_YOUR INSTRUCTIONS:_
In the records below, the line that contains "Type out the text in this image." marks the start. Copy it and each line after it through the end, exactly, without pictures.

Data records
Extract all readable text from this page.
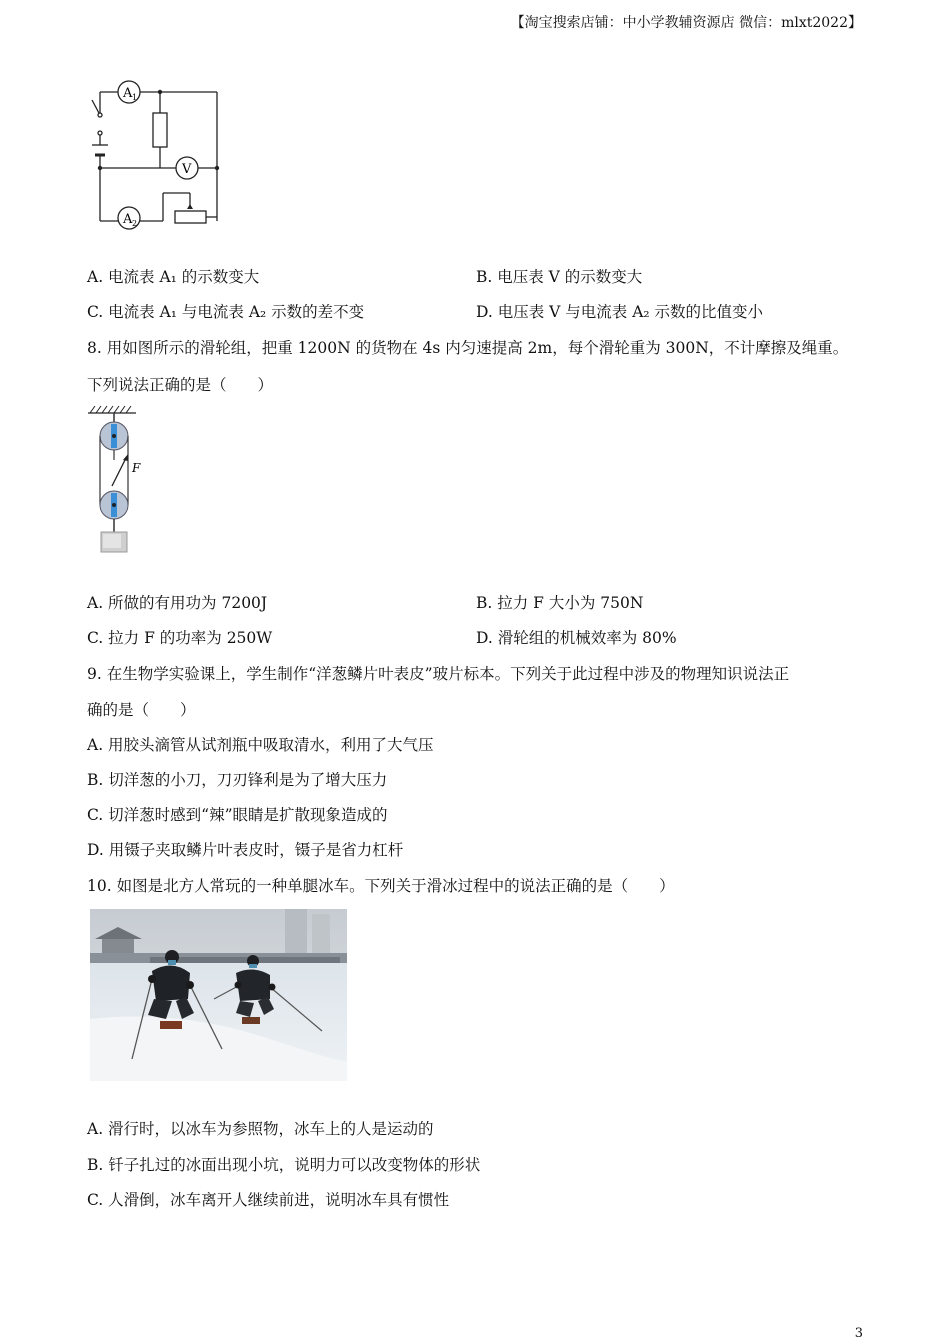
【淘宝搜索店铺：中小学教辅资源店 微信：mlxt2022】
A 1
V
A 2
A. 电流表 A₁ 的示数变大	B. 电压表 V 的示数变大
C. 电流表 A₁ 与电流表 A₂ 示数的差不变	D. 电压表 V 与电流表 A₂ 示数的比值变小
8. 用如图所示的滑轮组，把重 1200N 的货物在 4s 内匀速提高 2m，每个滑轮重为 300N，不计摩擦及绳重。
下列说法正确的是（　　）
F
A. 所做的有用功为 7200J	B. 拉力 F 大小为 750N
C. 拉力 F 的功率为 250W	D. 滑轮组的机械效率为 80%
9. 在生物学实验课上，学生制作“洋葱鳞片叶表皮”玻片标本。下列关于此过程中涉及的物理知识说法正
确的是（　　）
A. 用胶头滴管从试剂瓶中吸取清水，利用了大气压
B. 切洋葱的小刀，刀刃锋利是为了增大压力
C. 切洋葱时感到“辣”眼睛是扩散现象造成的
D. 用镊子夹取鳞片叶表皮时，镊子是省力杠杆
10. 如图是北方人常玩的一种单腿冰车。下列关于滑冰过程中的说法正确的是（　　）
A. 滑行时，以冰车为参照物，冰车上的人是运动的
B. 钎子扎过的冰面出现小坑，说明力可以改变物体的形状
C. 人滑倒，冰车离开人继续前进，说明冰车具有惯性
3
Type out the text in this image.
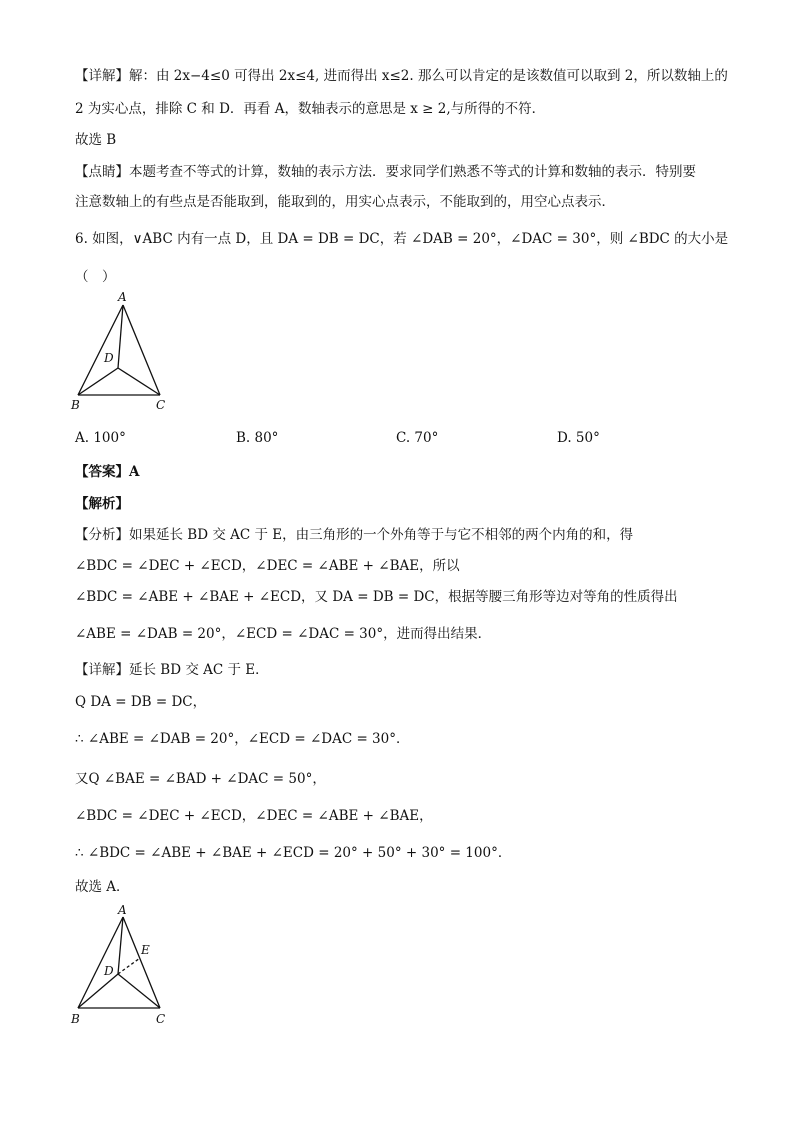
【详解】解：由 2x−4≤0 可得出 2x≤4, 进而得出 x≤2. 那么可以肯定的是该数值可以取到 2，所以数轴上的
2 为实心点，排除 C 和 D．再看 A，数轴表示的意思是 x ≥ 2,与所得的不符．
故选 B
【点睛】本题考查不等式的计算，数轴的表示方法．要求同学们熟悉不等式的计算和数轴的表示．特别要
注意数轴上的有些点是否能取到，能取到的，用实心点表示，不能取到的，用空心点表示．
6. 如图，∨ABC 内有一点 D，且 DA = DB = DC，若 ∠DAB = 20°，∠DAC = 30°，则 ∠BDC 的大小是
（　）
A
D
B	C
A. 100°	B. 80°	C. 70°	D. 50°
【答案】A
【解析】
【分析】如果延长 BD 交 AC 于 E，由三角形的一个外角等于与它不相邻的两个内角的和，得
∠BDC = ∠DEC + ∠ECD，∠DEC = ∠ABE + ∠BAE，所以
∠BDC = ∠ABE + ∠BAE + ∠ECD，又 DA = DB = DC，根据等腰三角形等边对等角的性质得出
∠ABE = ∠DAB = 20°，∠ECD = ∠DAC = 30°，进而得出结果．
【详解】延长 BD 交 AC 于 E．
Q DA = DB = DC，
∴ ∠ABE = ∠DAB = 20°，∠ECD = ∠DAC = 30°．
又Q ∠BAE = ∠BAD + ∠DAC = 50°，
∠BDC = ∠DEC + ∠ECD，∠DEC = ∠ABE + ∠BAE，
∴ ∠BDC = ∠ABE + ∠BAE + ∠ECD = 20° + 50° + 30° = 100°．
故选 A．
A
E
D
B	C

_WRITTEN ANSWER:_
Type out the text in this image.
【详解】解：由 2x−4≤0 可得出 2x≤4, 进而得出 x≤2. 那么可以肯定的是该数值可以取到 2，所以数轴上的
2 为实心点，排除 C 和 D．再看 A，数轴表示的意思是 x ≥ 2,与所得的不符．
故选 B
【点睛】本题考查不等式的计算，数轴的表示方法．要求同学们熟悉不等式的计算和数轴的表示．特别要
注意数轴上的有些点是否能取到，能取到的，用实心点表示，不能取到的，用空心点表示．
6. 如图，∨ABC 内有一点 D，且 DA = DB = DC，若 ∠DAB = 20°，∠DAC = 30°，则 ∠BDC 的大小是
（　）
A
D
B	C
A. 100°	B. 80°	C. 70°	D. 50°
【答案】A
【解析】
【分析】如果延长 BD 交 AC 于 E，由三角形的一个外角等于与它不相邻的两个内角的和，得
∠BDC = ∠DEC + ∠ECD，∠DEC = ∠ABE + ∠BAE，所以
∠BDC = ∠ABE + ∠BAE + ∠ECD，又 DA = DB = DC，根据等腰三角形等边对等角的性质得出
∠ABE = ∠DAB = 20°，∠ECD = ∠DAC = 30°，进而得出结果．
【详解】延长 BD 交 AC 于 E．
Q DA = DB = DC，
∴ ∠ABE = ∠DAB = 20°，∠ECD = ∠DAC = 30°．
又Q ∠BAE = ∠BAD + ∠DAC = 50°，
∠BDC = ∠DEC + ∠ECD，∠DEC = ∠ABE + ∠BAE，
∴ ∠BDC = ∠ABE + ∠BAE + ∠ECD = 20° + 50° + 30° = 100°．
故选 A．
A
E
D
B	C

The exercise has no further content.